# THE REQUEST:
Print every line of the records below verbatim, from the first to the last.

──────────────────────────────

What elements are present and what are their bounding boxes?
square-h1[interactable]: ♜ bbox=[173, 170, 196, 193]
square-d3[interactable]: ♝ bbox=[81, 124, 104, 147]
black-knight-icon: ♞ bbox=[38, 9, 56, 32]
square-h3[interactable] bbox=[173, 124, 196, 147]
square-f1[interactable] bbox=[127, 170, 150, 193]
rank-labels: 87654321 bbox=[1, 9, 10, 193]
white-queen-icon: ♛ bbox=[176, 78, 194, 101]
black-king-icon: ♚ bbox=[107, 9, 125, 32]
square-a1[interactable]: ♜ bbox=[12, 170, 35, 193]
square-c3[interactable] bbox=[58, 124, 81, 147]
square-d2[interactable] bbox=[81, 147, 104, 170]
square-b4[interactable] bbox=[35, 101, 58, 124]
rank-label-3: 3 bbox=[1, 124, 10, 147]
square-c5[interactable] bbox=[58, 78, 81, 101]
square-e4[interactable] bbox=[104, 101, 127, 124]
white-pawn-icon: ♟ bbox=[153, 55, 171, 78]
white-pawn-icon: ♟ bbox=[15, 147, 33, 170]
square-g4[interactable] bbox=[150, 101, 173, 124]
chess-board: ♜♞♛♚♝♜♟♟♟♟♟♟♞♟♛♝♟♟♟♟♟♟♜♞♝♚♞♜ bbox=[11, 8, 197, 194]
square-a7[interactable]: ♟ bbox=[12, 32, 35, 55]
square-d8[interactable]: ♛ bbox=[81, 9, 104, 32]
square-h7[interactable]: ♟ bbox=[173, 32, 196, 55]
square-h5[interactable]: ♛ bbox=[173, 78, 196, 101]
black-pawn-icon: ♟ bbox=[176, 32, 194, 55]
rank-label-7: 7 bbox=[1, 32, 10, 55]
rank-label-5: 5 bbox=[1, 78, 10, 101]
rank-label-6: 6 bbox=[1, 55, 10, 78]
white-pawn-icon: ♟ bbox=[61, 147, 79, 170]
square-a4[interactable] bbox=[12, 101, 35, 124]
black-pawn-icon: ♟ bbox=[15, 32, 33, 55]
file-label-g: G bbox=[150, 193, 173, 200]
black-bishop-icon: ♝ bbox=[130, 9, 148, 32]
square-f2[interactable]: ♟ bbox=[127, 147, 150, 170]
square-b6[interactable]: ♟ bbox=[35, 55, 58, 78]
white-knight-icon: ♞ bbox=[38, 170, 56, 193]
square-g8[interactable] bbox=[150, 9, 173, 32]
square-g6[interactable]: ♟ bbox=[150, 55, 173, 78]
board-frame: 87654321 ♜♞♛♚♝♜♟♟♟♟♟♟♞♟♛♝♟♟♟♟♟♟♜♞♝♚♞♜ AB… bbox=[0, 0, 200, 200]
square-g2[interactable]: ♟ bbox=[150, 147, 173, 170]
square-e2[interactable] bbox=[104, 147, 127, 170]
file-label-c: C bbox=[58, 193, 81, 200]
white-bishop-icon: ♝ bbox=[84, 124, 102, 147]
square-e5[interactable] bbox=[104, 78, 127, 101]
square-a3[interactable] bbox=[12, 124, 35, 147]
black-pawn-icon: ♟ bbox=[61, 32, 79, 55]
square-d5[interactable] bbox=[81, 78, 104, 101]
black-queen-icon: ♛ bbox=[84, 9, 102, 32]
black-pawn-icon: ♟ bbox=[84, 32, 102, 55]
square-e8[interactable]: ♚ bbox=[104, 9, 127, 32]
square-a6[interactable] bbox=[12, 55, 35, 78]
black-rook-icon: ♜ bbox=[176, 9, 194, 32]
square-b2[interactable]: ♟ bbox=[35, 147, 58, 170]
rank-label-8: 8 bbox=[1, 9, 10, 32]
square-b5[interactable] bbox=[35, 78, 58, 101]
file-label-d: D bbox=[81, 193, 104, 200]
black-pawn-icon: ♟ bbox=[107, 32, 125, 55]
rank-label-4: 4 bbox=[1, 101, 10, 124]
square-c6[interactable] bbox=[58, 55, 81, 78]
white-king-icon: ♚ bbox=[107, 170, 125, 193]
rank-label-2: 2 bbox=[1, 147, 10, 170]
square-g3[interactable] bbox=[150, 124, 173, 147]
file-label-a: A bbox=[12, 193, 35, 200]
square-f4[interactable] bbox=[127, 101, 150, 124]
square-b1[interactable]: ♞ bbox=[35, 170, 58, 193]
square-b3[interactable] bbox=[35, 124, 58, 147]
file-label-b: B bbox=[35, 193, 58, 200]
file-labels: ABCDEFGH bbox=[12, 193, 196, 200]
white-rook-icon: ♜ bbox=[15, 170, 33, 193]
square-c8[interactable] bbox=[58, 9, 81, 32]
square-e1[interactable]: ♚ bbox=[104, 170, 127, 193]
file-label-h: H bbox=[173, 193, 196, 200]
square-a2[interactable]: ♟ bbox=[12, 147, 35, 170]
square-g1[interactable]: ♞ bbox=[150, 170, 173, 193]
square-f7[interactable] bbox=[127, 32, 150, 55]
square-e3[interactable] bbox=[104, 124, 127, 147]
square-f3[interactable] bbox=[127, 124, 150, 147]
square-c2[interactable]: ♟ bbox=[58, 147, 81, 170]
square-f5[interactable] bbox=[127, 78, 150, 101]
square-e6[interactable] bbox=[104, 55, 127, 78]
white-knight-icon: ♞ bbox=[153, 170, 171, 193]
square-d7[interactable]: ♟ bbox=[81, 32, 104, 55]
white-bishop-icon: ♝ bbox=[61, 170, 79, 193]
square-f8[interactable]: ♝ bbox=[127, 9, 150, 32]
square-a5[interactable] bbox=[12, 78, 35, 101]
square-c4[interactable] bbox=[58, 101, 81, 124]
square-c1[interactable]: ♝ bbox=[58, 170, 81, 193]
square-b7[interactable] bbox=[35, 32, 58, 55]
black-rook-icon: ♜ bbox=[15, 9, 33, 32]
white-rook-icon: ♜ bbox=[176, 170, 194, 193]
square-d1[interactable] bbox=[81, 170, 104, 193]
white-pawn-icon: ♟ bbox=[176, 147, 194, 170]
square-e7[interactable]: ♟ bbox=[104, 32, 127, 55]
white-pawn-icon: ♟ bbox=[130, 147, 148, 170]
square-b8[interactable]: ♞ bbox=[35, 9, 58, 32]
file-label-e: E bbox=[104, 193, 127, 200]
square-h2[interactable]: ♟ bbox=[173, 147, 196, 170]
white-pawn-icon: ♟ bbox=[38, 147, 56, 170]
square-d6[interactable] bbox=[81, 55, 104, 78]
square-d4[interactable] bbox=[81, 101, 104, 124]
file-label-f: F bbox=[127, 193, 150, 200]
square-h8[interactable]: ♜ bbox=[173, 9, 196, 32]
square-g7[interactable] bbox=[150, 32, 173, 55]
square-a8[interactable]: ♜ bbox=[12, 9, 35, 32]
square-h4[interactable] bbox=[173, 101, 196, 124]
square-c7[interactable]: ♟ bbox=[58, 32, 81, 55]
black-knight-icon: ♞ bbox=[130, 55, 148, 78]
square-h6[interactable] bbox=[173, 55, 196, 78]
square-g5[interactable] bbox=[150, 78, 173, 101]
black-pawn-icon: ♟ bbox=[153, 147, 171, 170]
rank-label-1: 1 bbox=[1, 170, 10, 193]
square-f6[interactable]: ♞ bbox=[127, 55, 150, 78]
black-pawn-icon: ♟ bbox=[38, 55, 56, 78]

──────────────────────────────

# OUTPUT OF THE EXERCISE:
What elements are present and what are their bounding boxes?
square-h1[interactable]: ♜ bbox=[173, 170, 196, 193]
square-d3[interactable]: ♝ bbox=[81, 124, 104, 147]
black-knight-icon: ♞ bbox=[38, 9, 56, 32]
square-h3[interactable] bbox=[173, 124, 196, 147]
square-f1[interactable] bbox=[127, 170, 150, 193]
rank-labels: 87654321 bbox=[1, 9, 10, 193]
white-queen-icon: ♛ bbox=[176, 78, 194, 101]
black-king-icon: ♚ bbox=[107, 9, 125, 32]
square-a1[interactable]: ♜ bbox=[12, 170, 35, 193]
square-c3[interactable] bbox=[58, 124, 81, 147]
square-d2[interactable] bbox=[81, 147, 104, 170]
square-b4[interactable] bbox=[35, 101, 58, 124]
rank-label-3: 3 bbox=[1, 124, 10, 147]
square-c5[interactable] bbox=[58, 78, 81, 101]
square-e4[interactable] bbox=[104, 101, 127, 124]
white-pawn-icon: ♟ bbox=[153, 55, 171, 78]
white-pawn-icon: ♟ bbox=[15, 147, 33, 170]
square-g4[interactable] bbox=[150, 101, 173, 124]
chess-board: ♜♞♛♚♝♜♟♟♟♟♟♟♞♟♛♝♟♟♟♟♟♟♜♞♝♚♞♜ bbox=[11, 8, 197, 194]
square-a7[interactable]: ♟ bbox=[12, 32, 35, 55]
square-d8[interactable]: ♛ bbox=[81, 9, 104, 32]
square-h7[interactable]: ♟ bbox=[173, 32, 196, 55]
square-h5[interactable]: ♛ bbox=[173, 78, 196, 101]
black-pawn-icon: ♟ bbox=[176, 32, 194, 55]
rank-label-7: 7 bbox=[1, 32, 10, 55]
rank-label-5: 5 bbox=[1, 78, 10, 101]
rank-label-6: 6 bbox=[1, 55, 10, 78]
white-pawn-icon: ♟ bbox=[61, 147, 79, 170]
square-a4[interactable] bbox=[12, 101, 35, 124]
black-pawn-icon: ♟ bbox=[15, 32, 33, 55]
file-label-g: G bbox=[150, 193, 173, 200]
black-bishop-icon: ♝ bbox=[130, 9, 148, 32]
square-f2[interactable]: ♟ bbox=[127, 147, 150, 170]
square-b6[interactable]: ♟ bbox=[35, 55, 58, 78]
white-knight-icon: ♞ bbox=[38, 170, 56, 193]
square-g8[interactable] bbox=[150, 9, 173, 32]
square-g6[interactable]: ♟ bbox=[150, 55, 173, 78]
board-frame: 87654321 ♜♞♛♚♝♜♟♟♟♟♟♟♞♟♛♝♟♟♟♟♟♟♜♞♝♚♞♜ AB… bbox=[0, 0, 200, 200]
square-g2[interactable]: ♟ bbox=[150, 147, 173, 170]
square-e2[interactable] bbox=[104, 147, 127, 170]
file-label-c: C bbox=[58, 193, 81, 200]
white-bishop-icon: ♝ bbox=[84, 124, 102, 147]
square-e5[interactable] bbox=[104, 78, 127, 101]
square-a3[interactable] bbox=[12, 124, 35, 147]
black-pawn-icon: ♟ bbox=[61, 32, 79, 55]
square-d5[interactable] bbox=[81, 78, 104, 101]
black-queen-icon: ♛ bbox=[84, 9, 102, 32]
black-pawn-icon: ♟ bbox=[84, 32, 102, 55]
square-e8[interactable]: ♚ bbox=[104, 9, 127, 32]
square-a6[interactable] bbox=[12, 55, 35, 78]
black-rook-icon: ♜ bbox=[176, 9, 194, 32]
square-b2[interactable]: ♟ bbox=[35, 147, 58, 170]
rank-label-8: 8 bbox=[1, 9, 10, 32]
square-b5[interactable] bbox=[35, 78, 58, 101]
file-label-d: D bbox=[81, 193, 104, 200]
black-pawn-icon: ♟ bbox=[107, 32, 125, 55]
rank-label-4: 4 bbox=[1, 101, 10, 124]
square-c6[interactable] bbox=[58, 55, 81, 78]
white-king-icon: ♚ bbox=[107, 170, 125, 193]
rank-label-2: 2 bbox=[1, 147, 10, 170]
square-g3[interactable] bbox=[150, 124, 173, 147]
file-label-a: A bbox=[12, 193, 35, 200]
square-f4[interactable] bbox=[127, 101, 150, 124]
square-b1[interactable]: ♞ bbox=[35, 170, 58, 193]
square-b3[interactable] bbox=[35, 124, 58, 147]
file-label-b: B bbox=[35, 193, 58, 200]
file-labels: ABCDEFGH bbox=[12, 193, 196, 200]
white-rook-icon: ♜ bbox=[15, 170, 33, 193]
square-c8[interactable] bbox=[58, 9, 81, 32]
square-e1[interactable]: ♚ bbox=[104, 170, 127, 193]
file-label-h: H bbox=[173, 193, 196, 200]
square-a2[interactable]: ♟ bbox=[12, 147, 35, 170]
square-g1[interactable]: ♞ bbox=[150, 170, 173, 193]
square-f7[interactable] bbox=[127, 32, 150, 55]
square-e3[interactable] bbox=[104, 124, 127, 147]
square-f3[interactable] bbox=[127, 124, 150, 147]
square-c2[interactable]: ♟ bbox=[58, 147, 81, 170]
square-f5[interactable] bbox=[127, 78, 150, 101]
square-e6[interactable] bbox=[104, 55, 127, 78]
white-knight-icon: ♞ bbox=[153, 170, 171, 193]
square-d7[interactable]: ♟ bbox=[81, 32, 104, 55]
white-bishop-icon: ♝ bbox=[61, 170, 79, 193]
square-f8[interactable]: ♝ bbox=[127, 9, 150, 32]
square-a5[interactable] bbox=[12, 78, 35, 101]
square-c4[interactable] bbox=[58, 101, 81, 124]
square-c1[interactable]: ♝ bbox=[58, 170, 81, 193]
square-b7[interactable] bbox=[35, 32, 58, 55]
black-rook-icon: ♜ bbox=[15, 9, 33, 32]
white-rook-icon: ♜ bbox=[176, 170, 194, 193]
square-d1[interactable] bbox=[81, 170, 104, 193]
white-pawn-icon: ♟ bbox=[176, 147, 194, 170]
square-e7[interactable]: ♟ bbox=[104, 32, 127, 55]
white-pawn-icon: ♟ bbox=[130, 147, 148, 170]
square-b8[interactable]: ♞ bbox=[35, 9, 58, 32]
file-label-e: E bbox=[104, 193, 127, 200]
square-h2[interactable]: ♟ bbox=[173, 147, 196, 170]
white-pawn-icon: ♟ bbox=[38, 147, 56, 170]
square-d6[interactable] bbox=[81, 55, 104, 78]
square-d4[interactable] bbox=[81, 101, 104, 124]
file-label-f: F bbox=[127, 193, 150, 200]
square-h8[interactable]: ♜ bbox=[173, 9, 196, 32]
square-g7[interactable] bbox=[150, 32, 173, 55]
square-a8[interactable]: ♜ bbox=[12, 9, 35, 32]
square-h4[interactable] bbox=[173, 101, 196, 124]
square-c7[interactable]: ♟ bbox=[58, 32, 81, 55]
black-knight-icon: ♞ bbox=[130, 55, 148, 78]
square-h6[interactable] bbox=[173, 55, 196, 78]
square-g5[interactable] bbox=[150, 78, 173, 101]
black-pawn-icon: ♟ bbox=[153, 147, 171, 170]
rank-label-1: 1 bbox=[1, 170, 10, 193]
square-f6[interactable]: ♞ bbox=[127, 55, 150, 78]
black-pawn-icon: ♟ bbox=[38, 55, 56, 78]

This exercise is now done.